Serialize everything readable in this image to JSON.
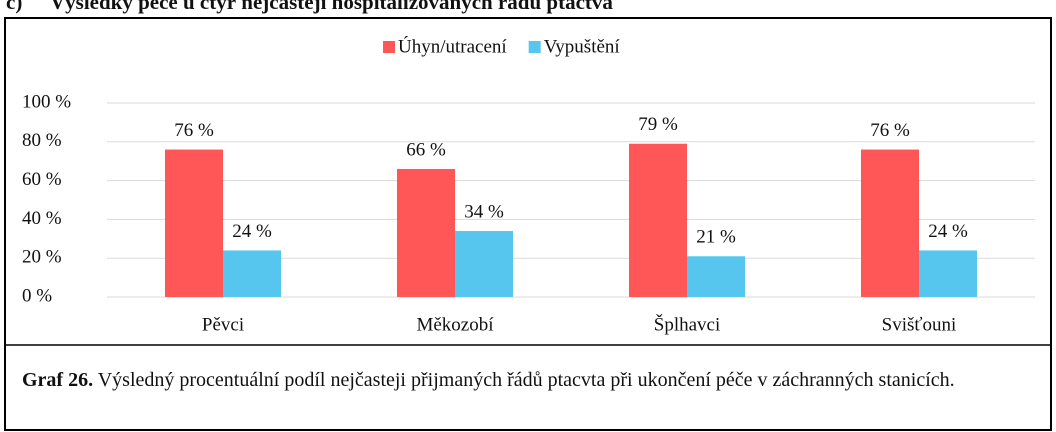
{
  "heading": {
    "number": "c)",
    "title": "Výsledky péče u čtyř nejčastěji hospitalizovaných řádů ptactva"
  },
  "chart_data": {
    "type": "bar",
    "categories": [
      "Pěvci",
      "Měkozobí",
      "Šplhavci",
      "Svišťouni"
    ],
    "series": [
      {
        "name": "Úhyn/utracení",
        "color": "#ff5757",
        "values": [
          76,
          66,
          79,
          76
        ],
        "value_labels": [
          "76 %",
          "66 %",
          "79 %",
          "76 %"
        ]
      },
      {
        "name": "Vypuštění",
        "color": "#56c6ef",
        "values": [
          24,
          34,
          21,
          24
        ],
        "value_labels": [
          "24 %",
          "34 %",
          "21 %",
          "24 %"
        ]
      }
    ],
    "ylim": [
      0,
      100
    ],
    "yticks": [
      {
        "value": 0,
        "label": "0 %"
      },
      {
        "value": 20,
        "label": "20 %"
      },
      {
        "value": 40,
        "label": "40 %"
      },
      {
        "value": 60,
        "label": "60 %"
      },
      {
        "value": 80,
        "label": "80 %"
      },
      {
        "value": 100,
        "label": "100 %"
      }
    ],
    "grid": true,
    "legend": "top"
  },
  "caption": {
    "label": "Graf 26.",
    "text": "Výsledný procentuální podíl nejčasteji přijmaných řádů ptacvta při ukončení péče v záchranných stanicích."
  }
}
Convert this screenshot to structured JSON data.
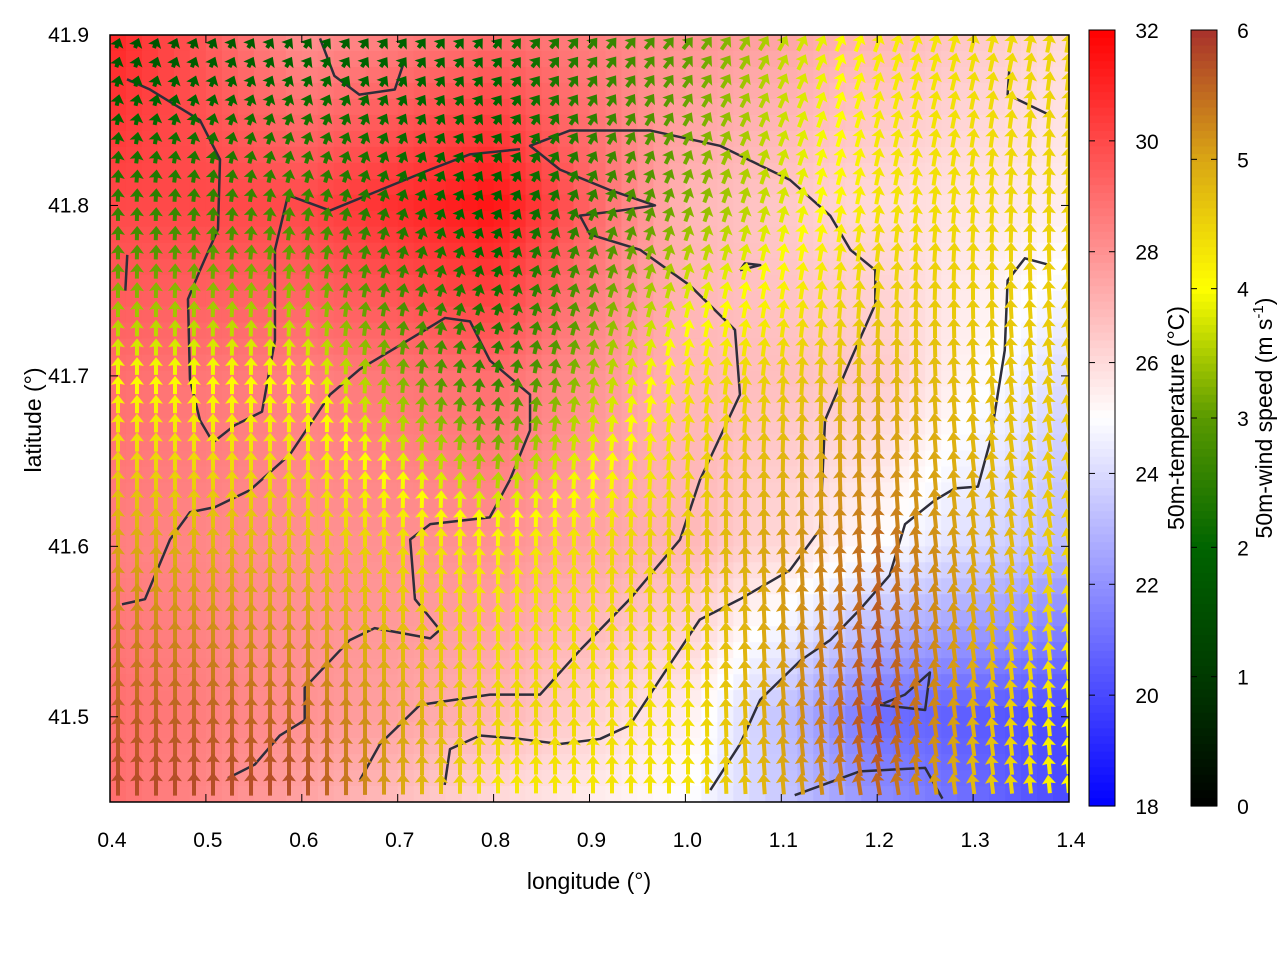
{
  "chart_data": {
    "type": "heatmap",
    "title": "",
    "xlabel": "longitude (°)",
    "ylabel": "latitude (°)",
    "xlim": [
      0.4,
      1.4
    ],
    "ylim": [
      41.45,
      41.9
    ],
    "xticks": [
      "0.4",
      "0.5",
      "0.6",
      "0.7",
      "0.8",
      "0.9",
      "1.0",
      "1.1",
      "1.2",
      "1.3",
      "1.4"
    ],
    "yticks": [
      "41.5",
      "41.6",
      "41.7",
      "41.8",
      "41.9"
    ],
    "grid": false,
    "temperature": {
      "label": "50m-temperature (°C)",
      "cbrange": [
        18,
        32
      ],
      "cbticks": [
        "18",
        "20",
        "22",
        "24",
        "26",
        "28",
        "30",
        "32"
      ],
      "colormap": {
        "low": "#0000ff",
        "mid": "#ffffff",
        "high": "#ff0000"
      },
      "grid_lon": [
        0.4,
        0.6,
        0.8,
        1.0,
        1.2,
        1.4
      ],
      "grid_lat": [
        41.9,
        41.8,
        41.7,
        41.6,
        41.5,
        41.45
      ],
      "values": [
        [
          31,
          28,
          29,
          28,
          27,
          26
        ],
        [
          30,
          30,
          31.5,
          27,
          26,
          25.5
        ],
        [
          29,
          28.5,
          29,
          27,
          26.5,
          24
        ],
        [
          28.5,
          28,
          28,
          27,
          25,
          23
        ],
        [
          29,
          28,
          27,
          25.5,
          21,
          20
        ],
        [
          29,
          27.5,
          26,
          25,
          22,
          20
        ]
      ]
    },
    "wind": {
      "label": "50m-wind speed (m s",
      "label_sup": "-1",
      "label_end": ")",
      "cbrange": [
        0,
        6
      ],
      "cbticks": [
        "0",
        "1",
        "2",
        "3",
        "4",
        "5",
        "6"
      ],
      "colormap": [
        "#000000",
        "#003a00",
        "#006400",
        "#5a9a00",
        "#ffff00",
        "#d9a514",
        "#a8302c"
      ],
      "grid_lon": [
        0.4,
        0.6,
        0.8,
        1.0,
        1.2,
        1.4
      ],
      "grid_lat": [
        41.9,
        41.8,
        41.7,
        41.6,
        41.5,
        41.45
      ],
      "speed": [
        [
          1.5,
          1.8,
          2.0,
          3.0,
          4.2,
          4.5
        ],
        [
          2.5,
          2.7,
          1.8,
          3.2,
          4.3,
          4.5
        ],
        [
          4.0,
          4.0,
          2.5,
          4.3,
          4.8,
          4.6
        ],
        [
          5.0,
          4.7,
          4.2,
          4.6,
          5.5,
          4.5
        ],
        [
          5.6,
          5.5,
          4.5,
          4.3,
          5.8,
          4.0
        ],
        [
          5.8,
          5.8,
          4.2,
          4.3,
          5.5,
          4.0
        ]
      ],
      "direction_deg": [
        [
          20,
          35,
          40,
          40,
          20,
          10
        ],
        [
          0,
          10,
          30,
          20,
          10,
          0
        ],
        [
          0,
          0,
          10,
          10,
          0,
          -10
        ],
        [
          0,
          0,
          0,
          0,
          -5,
          -10
        ],
        [
          0,
          0,
          0,
          0,
          -10,
          -5
        ],
        [
          0,
          0,
          0,
          0,
          -10,
          -5
        ]
      ]
    },
    "contours": [
      [
        [
          0.4125,
          41.566
        ],
        [
          0.4365,
          41.569
        ],
        [
          0.4626,
          41.604
        ],
        [
          0.4834,
          41.62
        ],
        [
          0.5095,
          41.623
        ],
        [
          0.546,
          41.633
        ],
        [
          0.5877,
          41.654
        ],
        [
          0.6294,
          41.689
        ],
        [
          0.6607,
          41.704
        ],
        [
          0.7024,
          41.718
        ],
        [
          0.7493,
          41.734
        ],
        [
          0.7754,
          41.732
        ],
        [
          0.7962,
          41.709
        ],
        [
          0.838,
          41.689
        ],
        [
          0.838,
          41.668
        ],
        [
          0.817,
          41.639
        ],
        [
          0.796,
          41.617
        ],
        [
          0.734,
          41.613
        ],
        [
          0.713,
          41.604
        ],
        [
          0.718,
          41.569
        ],
        [
          0.744,
          41.551
        ],
        [
          0.734,
          41.546
        ],
        [
          0.676,
          41.552
        ],
        [
          0.65,
          41.545
        ],
        [
          0.603,
          41.517
        ],
        [
          0.603,
          41.498
        ],
        [
          0.577,
          41.489
        ],
        [
          0.551,
          41.472
        ],
        [
          0.523,
          41.464
        ]
      ],
      [
        [
          0.6607,
          41.463
        ],
        [
          0.6815,
          41.484
        ],
        [
          0.7233,
          41.507
        ],
        [
          0.7962,
          41.513
        ],
        [
          0.8484,
          41.513
        ],
        [
          0.89,
          41.539
        ],
        [
          0.942,
          41.569
        ],
        [
          0.9944,
          41.604
        ],
        [
          1.0152,
          41.639
        ],
        [
          1.0569,
          41.689
        ],
        [
          1.0517,
          41.727
        ],
        [
          1.0048,
          41.753
        ],
        [
          0.9527,
          41.774
        ],
        [
          0.9005,
          41.783
        ],
        [
          0.89,
          41.794
        ],
        [
          0.9318,
          41.797
        ],
        [
          0.9683,
          41.8
        ],
        [
          0.9214,
          41.809
        ],
        [
          0.8692,
          41.821
        ],
        [
          0.838,
          41.835
        ],
        [
          0.8797,
          41.844
        ],
        [
          0.963,
          41.844
        ],
        [
          1.036,
          41.835
        ],
        [
          1.109,
          41.815
        ],
        [
          1.151,
          41.794
        ],
        [
          1.172,
          41.774
        ],
        [
          1.198,
          41.762
        ],
        [
          1.198,
          41.742
        ],
        [
          1.172,
          41.709
        ],
        [
          1.1456,
          41.674
        ],
        [
          1.1404,
          41.61
        ],
        [
          1.109,
          41.586
        ],
        [
          1.057,
          41.569
        ],
        [
          1.015,
          41.557
        ],
        [
          0.9735,
          41.522
        ],
        [
          0.942,
          41.495
        ],
        [
          0.911,
          41.487
        ],
        [
          0.869,
          41.484
        ],
        [
          0.8275,
          41.487
        ],
        [
          0.7858,
          41.489
        ],
        [
          0.7545,
          41.481
        ],
        [
          0.749,
          41.46
        ]
      ],
      [
        [
          0.4177,
          41.874
        ],
        [
          0.4417,
          41.868
        ],
        [
          0.4938,
          41.85
        ],
        [
          0.5147,
          41.827
        ],
        [
          0.5126,
          41.786
        ],
        [
          0.4938,
          41.762
        ],
        [
          0.4813,
          41.745
        ],
        [
          0.4834,
          41.698
        ],
        [
          0.4938,
          41.674
        ],
        [
          0.5074,
          41.661
        ],
        [
          0.53,
          41.671
        ],
        [
          0.5585,
          41.679
        ],
        [
          0.572,
          41.721
        ],
        [
          0.572,
          41.774
        ],
        [
          0.5856,
          41.806
        ],
        [
          0.6294,
          41.797
        ],
        [
          0.6815,
          41.809
        ],
        [
          0.7337,
          41.821
        ],
        [
          0.7754,
          41.83
        ],
        [
          0.8275,
          41.833
        ]
      ],
      [
        [
          1.38,
          41.765
        ],
        [
          1.354,
          41.769
        ],
        [
          1.336,
          41.756
        ],
        [
          1.333,
          41.715
        ],
        [
          1.318,
          41.662
        ],
        [
          1.305,
          41.635
        ],
        [
          1.281,
          41.634
        ],
        [
          1.26,
          41.627
        ],
        [
          1.229,
          41.613
        ],
        [
          1.213,
          41.583
        ],
        [
          1.182,
          41.563
        ],
        [
          1.151,
          41.545
        ],
        [
          1.12,
          41.533
        ],
        [
          1.078,
          41.51
        ],
        [
          1.057,
          41.484
        ],
        [
          1.026,
          41.457
        ]
      ],
      [
        [
          1.338,
          41.882
        ],
        [
          1.336,
          41.865
        ],
        [
          1.38,
          41.853
        ]
      ],
      [
        [
          1.114,
          41.454
        ],
        [
          1.182,
          41.468
        ],
        [
          1.25,
          41.47
        ],
        [
          1.268,
          41.452
        ]
      ],
      [
        [
          1.203,
          41.507
        ],
        [
          1.25,
          41.504
        ],
        [
          1.255,
          41.526
        ],
        [
          1.229,
          41.513
        ],
        [
          1.203,
          41.507
        ]
      ],
      [
        [
          0.619,
          41.898
        ],
        [
          0.634,
          41.876
        ],
        [
          0.66,
          41.865
        ],
        [
          0.697,
          41.868
        ],
        [
          0.707,
          41.885
        ]
      ],
      [
        [
          1.057,
          41.762
        ],
        [
          1.078,
          41.765
        ],
        [
          1.062,
          41.766
        ],
        [
          1.057,
          41.762
        ]
      ],
      [
        [
          0.418,
          41.771
        ],
        [
          0.416,
          41.75
        ]
      ]
    ]
  }
}
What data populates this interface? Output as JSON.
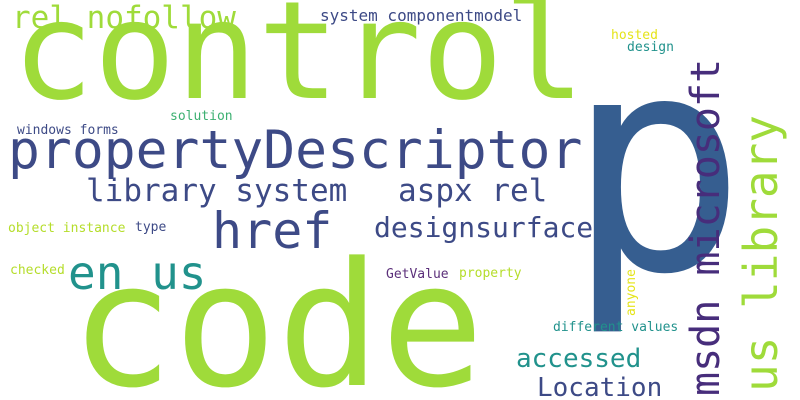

===============

# GIVEN TASK
Copy each line of the listing in which the word "JSON" can be found.

# OUTPUT FOR THIS EXERCISE
Serialize everything readable in this image to JSON.
Convert this screenshot to structured JSON data.
What data populates this interface? Output as JSON.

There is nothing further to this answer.